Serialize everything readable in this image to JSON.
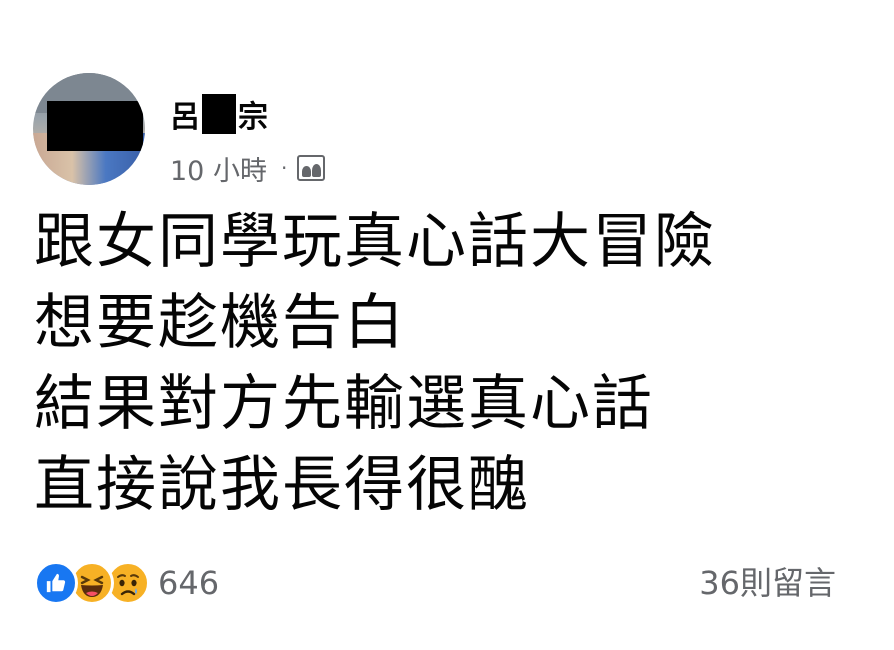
{
  "post": {
    "author": {
      "name_prefix": "呂",
      "name_suffix": "宗"
    },
    "timestamp": "10 小時",
    "separator": "·",
    "audience_icon": "friends-icon",
    "text_lines": [
      "跟女同學玩真心話大冒險",
      "想要趁機告白",
      "結果對方先輸選真心話",
      "直接說我長得很醜"
    ],
    "reactions": {
      "types": [
        "like-icon",
        "haha-icon",
        "sad-icon"
      ],
      "count": "646"
    },
    "comments_label": "36則留言"
  },
  "colors": {
    "like": "#1877f2",
    "emoji": "#f7b125",
    "muted": "#65676b",
    "text": "#050505"
  }
}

**BRIEF:** Reproduce all entries without any change, and omit the pictures.

**RESULT OF THIS TASK:**
Serialize everything readable in this image to JSON.
{
  "post": {
    "author": {
      "name_prefix": "呂",
      "name_suffix": "宗"
    },
    "timestamp": "10 小時",
    "separator": "·",
    "audience_icon": "friends-icon",
    "text_lines": [
      "跟女同學玩真心話大冒險",
      "想要趁機告白",
      "結果對方先輸選真心話",
      "直接說我長得很醜"
    ],
    "reactions": {
      "types": [
        "like-icon",
        "haha-icon",
        "sad-icon"
      ],
      "count": "646"
    },
    "comments_label": "36則留言"
  },
  "colors": {
    "like": "#1877f2",
    "emoji": "#f7b125",
    "muted": "#65676b",
    "text": "#050505"
  }
}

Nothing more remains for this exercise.